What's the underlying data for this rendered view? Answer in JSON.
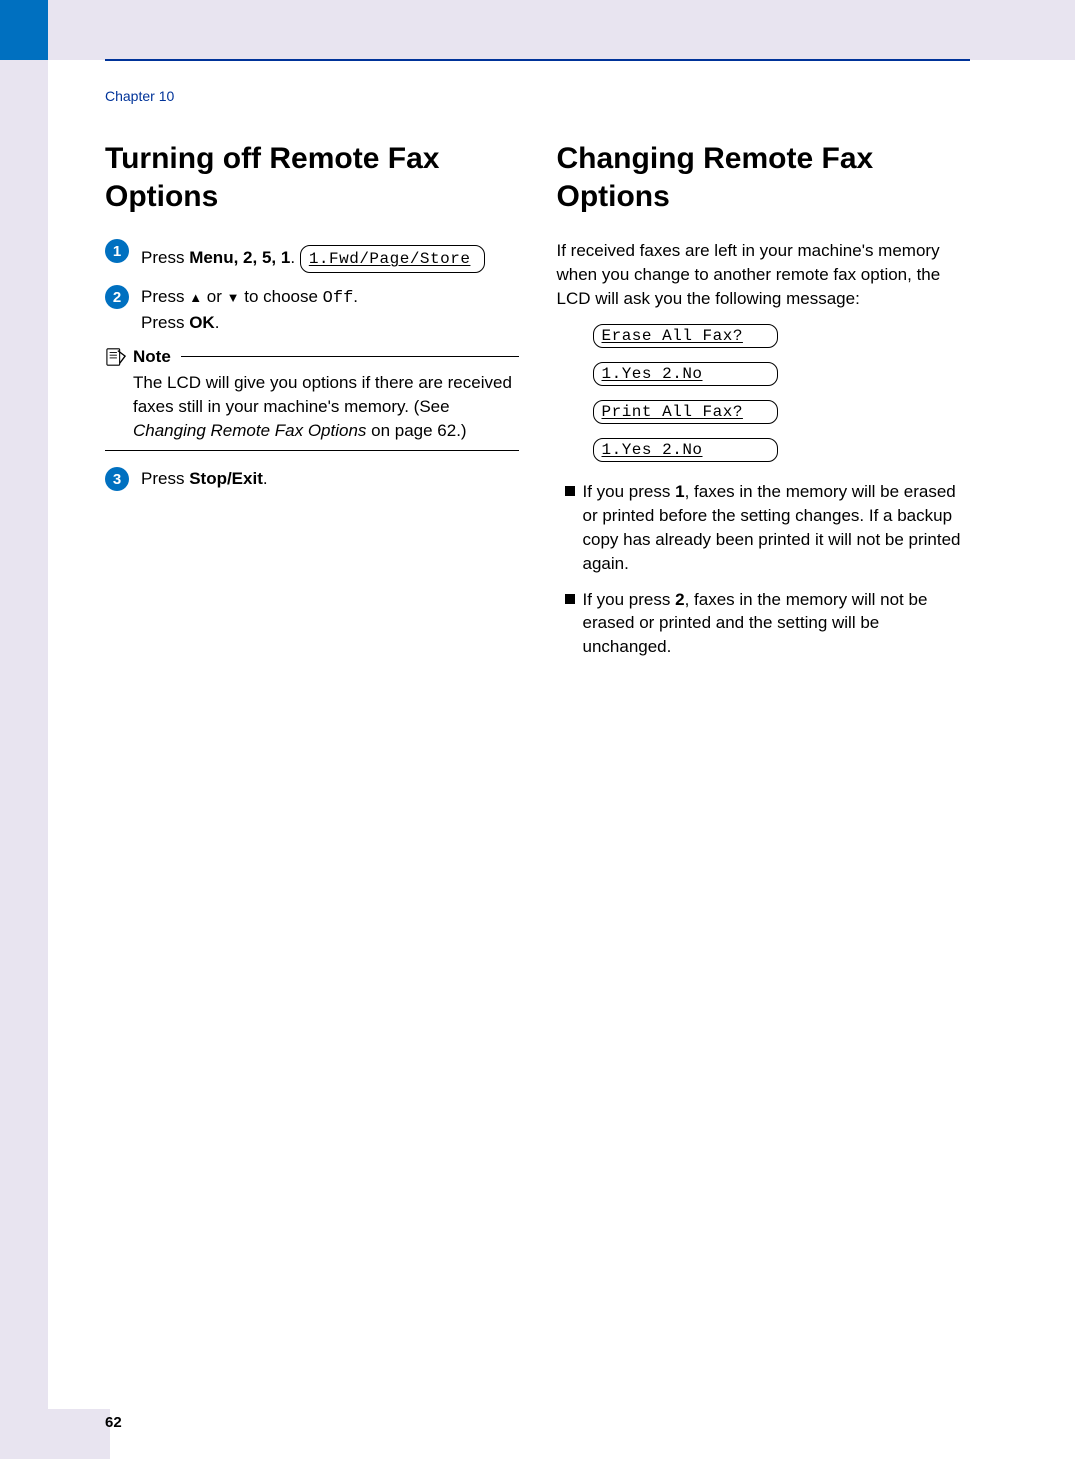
{
  "header": {
    "chapter": "Chapter 10"
  },
  "left": {
    "heading": "Turning off Remote Fax Options",
    "step1_prefix": "Press ",
    "step1_keys": "Menu, 2, 5, 1",
    "step1_suffix": ".",
    "lcd1": "1.Fwd/Page/Store",
    "step2_prefix": "Press ",
    "step2_mid": " to choose ",
    "step2_off": "Off",
    "step2_suffix": ".",
    "step2_line2a": "Press ",
    "step2_line2b": "OK",
    "step2_line2c": ".",
    "note_label": "Note",
    "note_text1": "The LCD will give you options if there are received faxes still in your machine's memory. (See ",
    "note_text_italic": "Changing Remote Fax Options",
    "note_text2": " on page 62.)",
    "step3_prefix": "Press ",
    "step3_key": "Stop/Exit",
    "step3_suffix": "."
  },
  "right": {
    "heading": "Changing Remote Fax Options",
    "intro": "If received faxes are left in your machine's memory when you change to another remote fax option, the LCD will ask you the following message:",
    "lcd_a": "Erase All Fax?",
    "lcd_b": "1.Yes 2.No",
    "lcd_c": "Print All Fax?",
    "lcd_d": "1.Yes 2.No",
    "bullet1_a": "If you press ",
    "bullet1_key": "1",
    "bullet1_b": ", faxes in the memory will be erased or printed before the setting changes. If a backup copy has already been printed it will not be printed again.",
    "bullet2_a": "If you press ",
    "bullet2_key": "2",
    "bullet2_b": ", faxes in the memory will not be erased or printed and the setting will be unchanged."
  },
  "footer": {
    "page": "62"
  }
}
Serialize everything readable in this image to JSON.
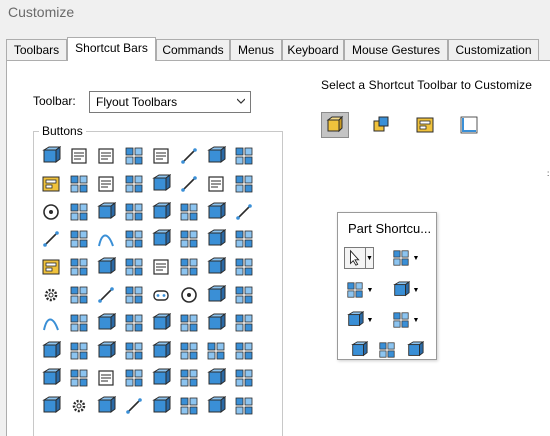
{
  "window": {
    "title": "Customize"
  },
  "tabs": [
    {
      "label": "Toolbars",
      "active": false
    },
    {
      "label": "Shortcut Bars",
      "active": true
    },
    {
      "label": "Commands",
      "active": false
    },
    {
      "label": "Menus",
      "active": false
    },
    {
      "label": "Keyboard",
      "active": false
    },
    {
      "label": "Mouse Gestures",
      "active": false
    },
    {
      "label": "Customization",
      "active": false
    }
  ],
  "toolbar_select": {
    "label": "Toolbar:",
    "value": "Flyout Toolbars"
  },
  "buttons_group": {
    "label": "Buttons",
    "rows": [
      [
        "sketch-icon",
        "text-format-icon",
        "annotation-text-icon",
        "part-icon",
        "image-text-icon",
        "spline-icon",
        "reference-geometry-icon",
        "crosshair-icon"
      ],
      [
        "view-layout-icon",
        "hand-icon",
        "document-icon",
        "table-icon",
        "shear-icon",
        "line-style-icon",
        "document-print-icon",
        "rotate-view-icon"
      ],
      [
        "target-icon",
        "flag-icon",
        "color-wheel-icon",
        "picture-icon",
        "filter-icon",
        "frame-icon",
        "assembly-icon",
        "line-corner-icon"
      ],
      [
        "pencil-icon",
        "red-cube-icon",
        "curve-icon",
        "clipboard-icon",
        "feature-icon",
        "grid-part-icon",
        "diamond-icon",
        "table-grid-icon"
      ],
      [
        "toolbox-icon",
        "zoom-icon",
        "globe-icon",
        "cursor-part-icon",
        "blank-page-icon",
        "folder-check-icon",
        "save-icon",
        "printer-icon"
      ],
      [
        "gear-icon",
        "corner-icon",
        "line-icon",
        "rect-icon",
        "slot-icon",
        "circle-icon",
        "arc-icon",
        "ellipse-icon"
      ],
      [
        "wave-icon",
        "fillet-icon",
        "box-icon",
        "pattern-icon",
        "arrows-icon",
        "mirror-icon",
        "eye-icon",
        "trim-icon"
      ],
      [
        "extrude-icon",
        "revolve-icon",
        "sweep-icon",
        "loft-icon",
        "shell-icon",
        "rib-icon",
        "mirror-feature-icon",
        "move-icon"
      ],
      [
        "scale-icon",
        "swap-icon",
        "text-aaa-icon",
        "monitor-icon",
        "check-list-icon",
        "key-icon",
        "cube-lit-icon",
        "stack-icon"
      ],
      [
        "part-blue-icon",
        "part-gear-icon",
        "dimension-icon",
        "pen-icon",
        "measure-icon",
        "ruler-icon",
        "multi-body-icon",
        "gray-parts-icon"
      ]
    ]
  },
  "shortcut_section": {
    "label": "Select a Shortcut Toolbar to Customize",
    "buttons": [
      "part-shortcut-icon",
      "assembly-shortcut-icon",
      "drawing-shortcut-icon",
      "sketch-shortcut-icon"
    ]
  },
  "popup": {
    "title": "Part Shortcu...",
    "rows": [
      [
        "select-arrow-icon",
        "view-cube-icon"
      ],
      [
        "normal-to-icon",
        "isometric-icon"
      ],
      [
        "flag-icon",
        "sketch-plane-icon"
      ],
      [
        "extrude-icon",
        "solid-cube-icon",
        "section-view-icon"
      ]
    ]
  },
  "colors": {
    "accent": "#1e88e5",
    "icon_yellow": "#f0c23c",
    "icon_blue": "#3a8fd6",
    "icon_dark": "#2b2b2b"
  }
}
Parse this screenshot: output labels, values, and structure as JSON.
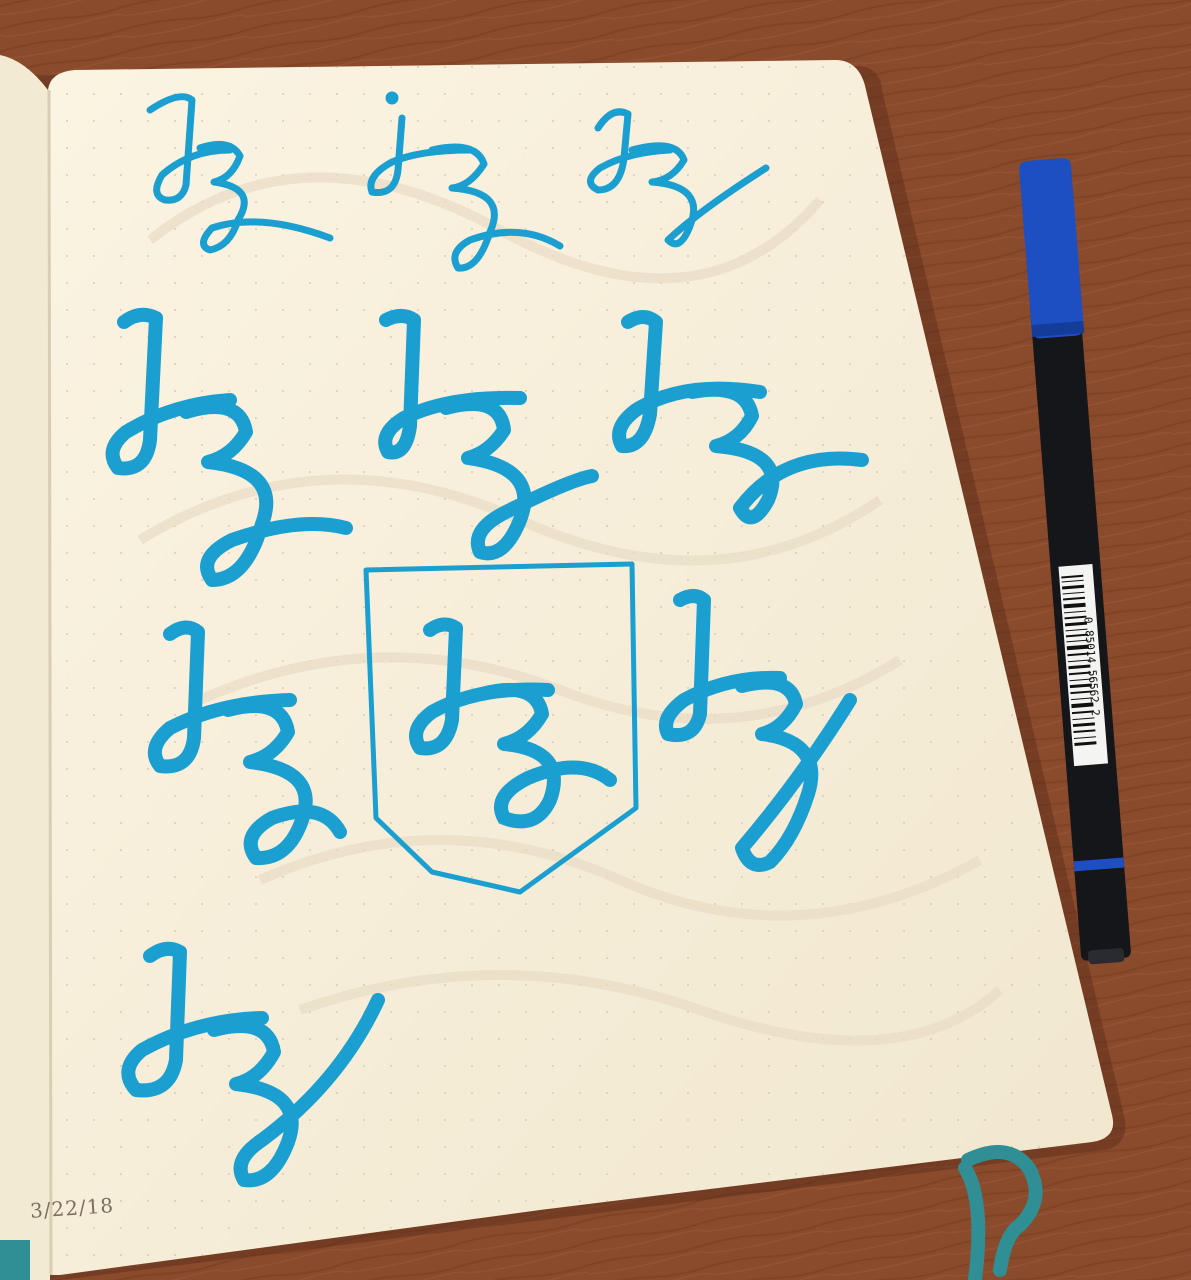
{
  "photo": {
    "subject": "",
    "colors": {
      "table": "#8a4a2c",
      "paper": "#f7efd9",
      "ink": "#1a9fd0",
      "pen_cap": "#1d4fc2",
      "pen_body": "#15161a",
      "ribbon": "#2f8f95"
    }
  },
  "page": {
    "date": "3/22/18",
    "barcode_digits": "0 85014 56562 2"
  }
}
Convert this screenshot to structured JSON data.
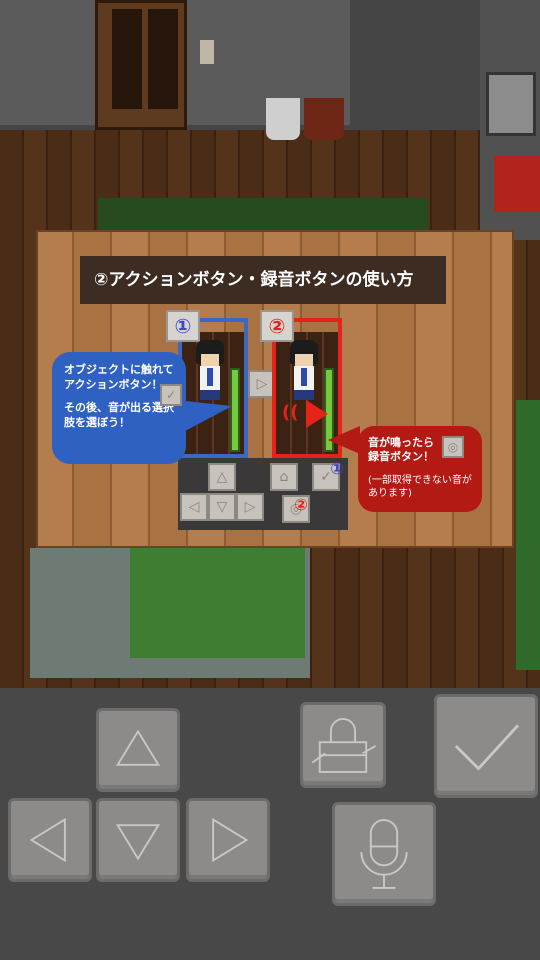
{
  "tutorial": {
    "title": "②アクションボタン・録音ボタンの使い方",
    "step1_marker": "①",
    "step2_marker": "②",
    "action_bubble": {
      "line1": "オブジェクトに触れて",
      "line2": "アクションボタン！",
      "line3": "その後、音が出る選択",
      "line4": "肢を選ぼう！"
    },
    "record_bubble": {
      "line1": "音が鳴ったら",
      "line2": "録音ボタン！",
      "note1": "(一部取得できない音が",
      "note2": "あります)"
    },
    "mini_pad_marker1": "①",
    "mini_pad_marker2": "②"
  },
  "colors": {
    "step1": "#3b67c5",
    "step2": "#e5231b",
    "bubble_blue": "#2f61c2",
    "bubble_red": "#b41a14",
    "button_gray": "#8c8b8a"
  },
  "controls": {
    "dpad": [
      "up-arrow-icon",
      "left-arrow-icon",
      "down-arrow-icon",
      "right-arrow-icon"
    ],
    "bag_button_icon": "bag-icon",
    "record_button_icon": "microphone-icon",
    "action_button_icon": "check-icon"
  }
}
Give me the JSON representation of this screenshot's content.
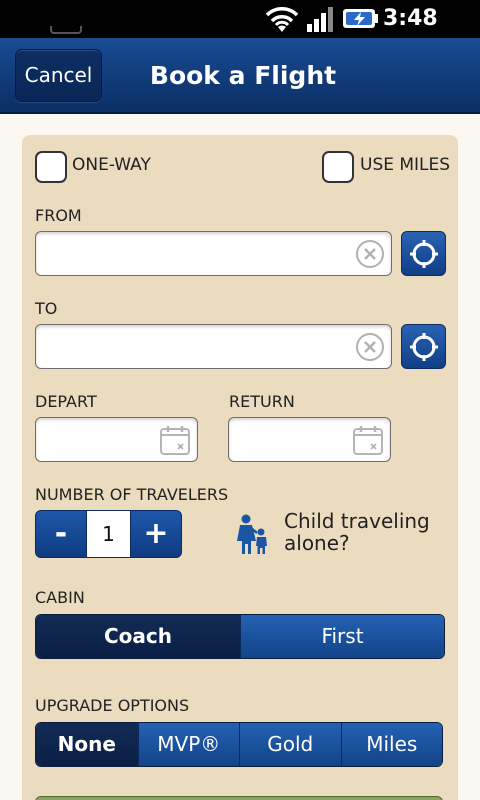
{
  "status_bar": {
    "time": "3:48 PM"
  },
  "header": {
    "cancel_label": "Cancel",
    "title": "Book a Flight"
  },
  "options": {
    "one_way_label": "ONE-WAY",
    "use_miles_label": "USE MILES"
  },
  "from": {
    "label": "FROM",
    "value": ""
  },
  "to": {
    "label": "TO",
    "value": ""
  },
  "dates": {
    "depart_label": "DEPART",
    "return_label": "RETURN"
  },
  "travelers": {
    "label": "NUMBER OF TRAVELERS",
    "minus_label": "-",
    "count": "1",
    "plus_label": "+",
    "child_line1": "Child traveling",
    "child_line2": "alone?"
  },
  "cabin": {
    "label": "CABIN",
    "options": [
      "Coach",
      "First"
    ],
    "selected": "Coach"
  },
  "upgrade": {
    "label": "UPGRADE OPTIONS",
    "options": [
      "None",
      "MVP®",
      "Gold",
      "Miles"
    ],
    "selected": "None"
  },
  "icons": {
    "clear": "clear-icon",
    "locate": "locate-icon",
    "calendar": "calendar-icon",
    "child": "child-icon"
  },
  "colors": {
    "header_blue": "#123e7e",
    "card_tan": "#ebdcbf",
    "button_blue": "#1e57a9",
    "selected_navy": "#0b1f45"
  }
}
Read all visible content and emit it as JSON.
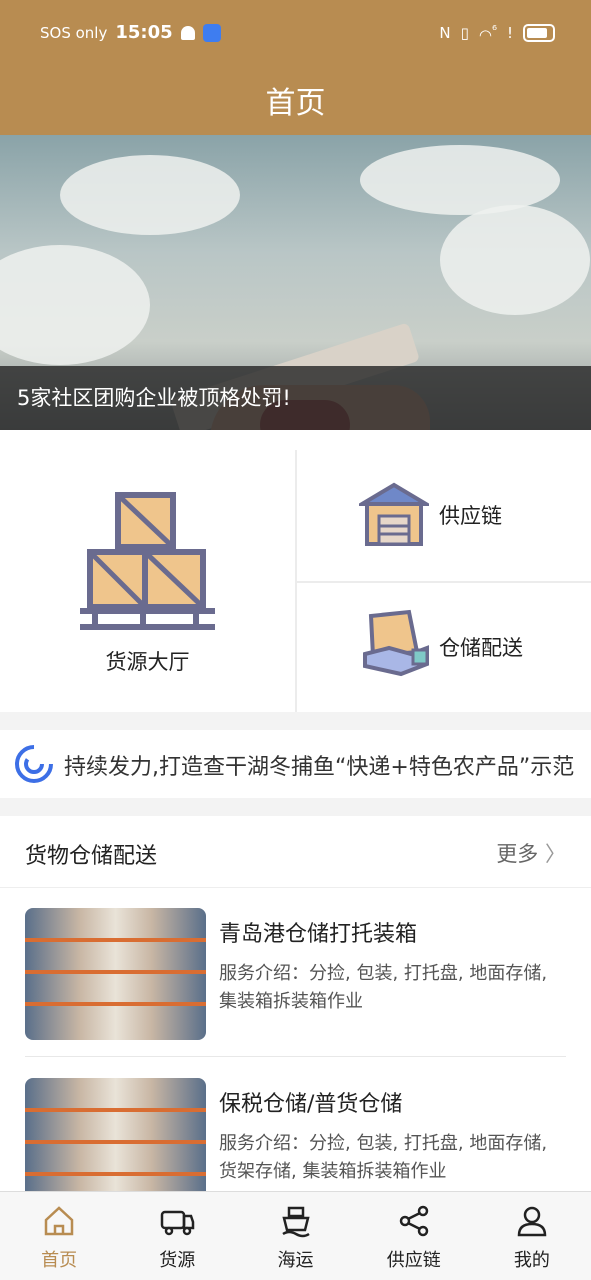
{
  "status": {
    "carrier": "SOS only",
    "time": "15:05",
    "net": "⁶"
  },
  "header": {
    "title": "首页"
  },
  "banner": {
    "caption": "5家社区团购企业被顶格处罚!"
  },
  "categories": {
    "main": {
      "label": "货源大厅",
      "icon": "boxes-pallet-icon"
    },
    "supply": {
      "label": "供应链",
      "icon": "warehouse-icon"
    },
    "delivery": {
      "label": "仓储配送",
      "icon": "hand-box-icon"
    }
  },
  "marquee": {
    "text": "持续发力,打造查干湖冬捕鱼“快递+特色农产品”示范"
  },
  "section": {
    "title": "货物仓储配送",
    "more": "更多",
    "items": [
      {
        "title": "青岛港仓储打托装箱",
        "desc": "服务介绍：分捡, 包装, 打托盘, 地面存储, 集装箱拆装箱作业"
      },
      {
        "title": "保税仓储/普货仓储",
        "desc": "服务介绍：分捡, 包装, 打托盘, 地面存储, 货架存储, 集装箱拆装箱作业"
      }
    ]
  },
  "nav": [
    {
      "label": "首页",
      "icon": "home-icon",
      "active": true
    },
    {
      "label": "货源",
      "icon": "truck-icon"
    },
    {
      "label": "海运",
      "icon": "ship-icon"
    },
    {
      "label": "供应链",
      "icon": "share-icon"
    },
    {
      "label": "我的",
      "icon": "user-icon"
    }
  ],
  "colors": {
    "brand": "#b88c51",
    "icon_stroke": "#6a6b8f",
    "box": "#efc58c"
  }
}
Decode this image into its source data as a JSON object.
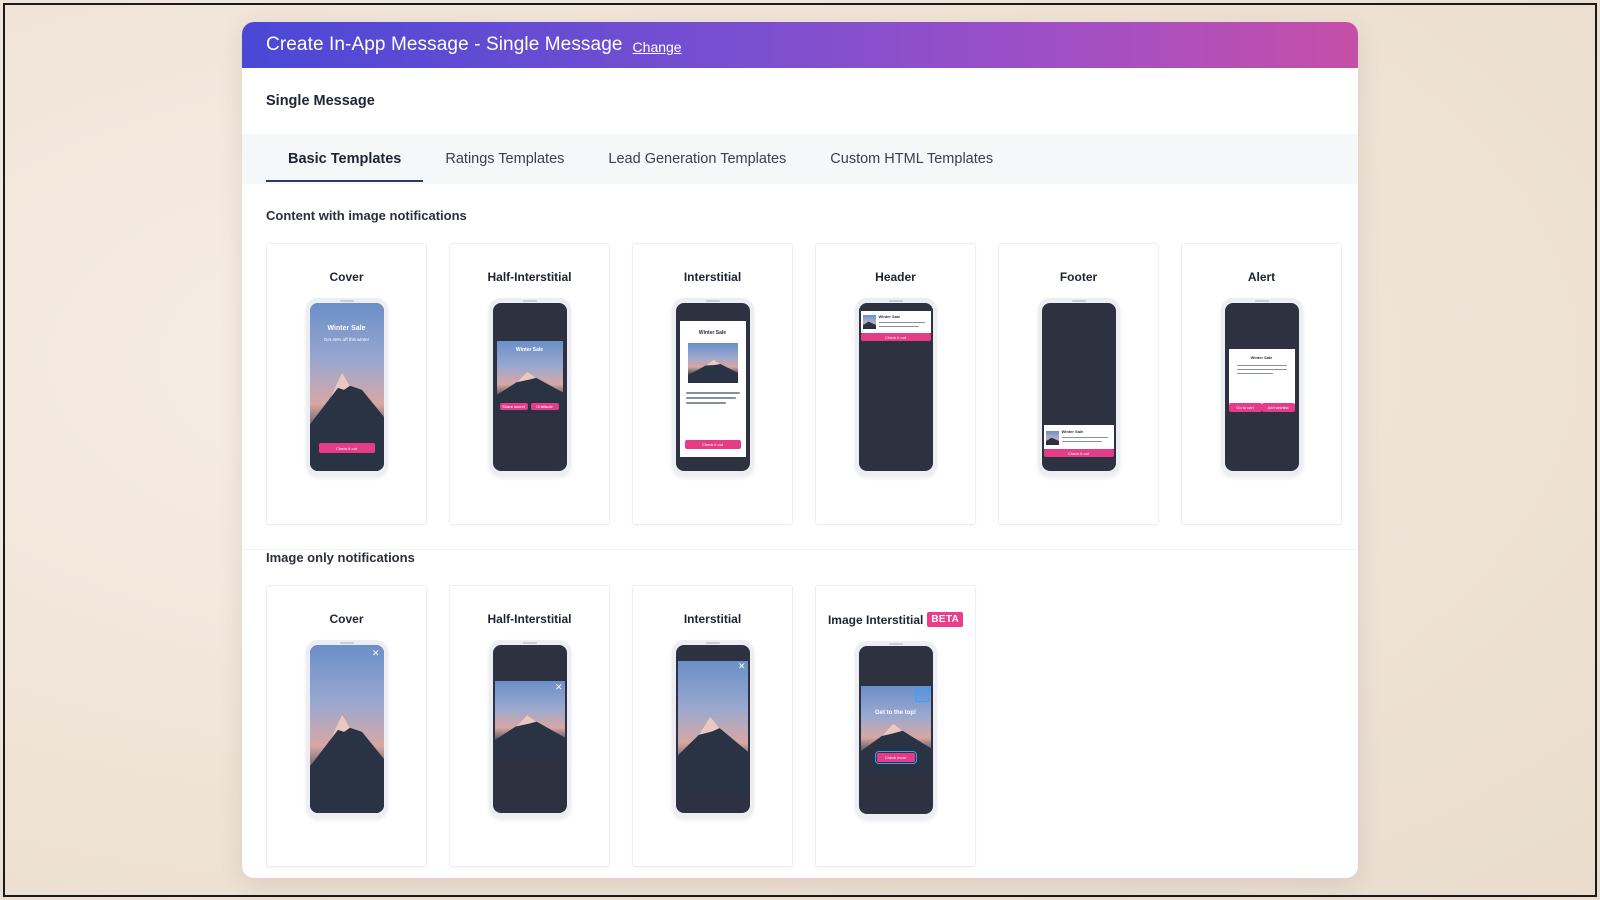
※
- _Goal of the exercise_: State the number of lines in these entries that include the string "setting". Provide nothing beyond that number.

- _Response to the task_: 2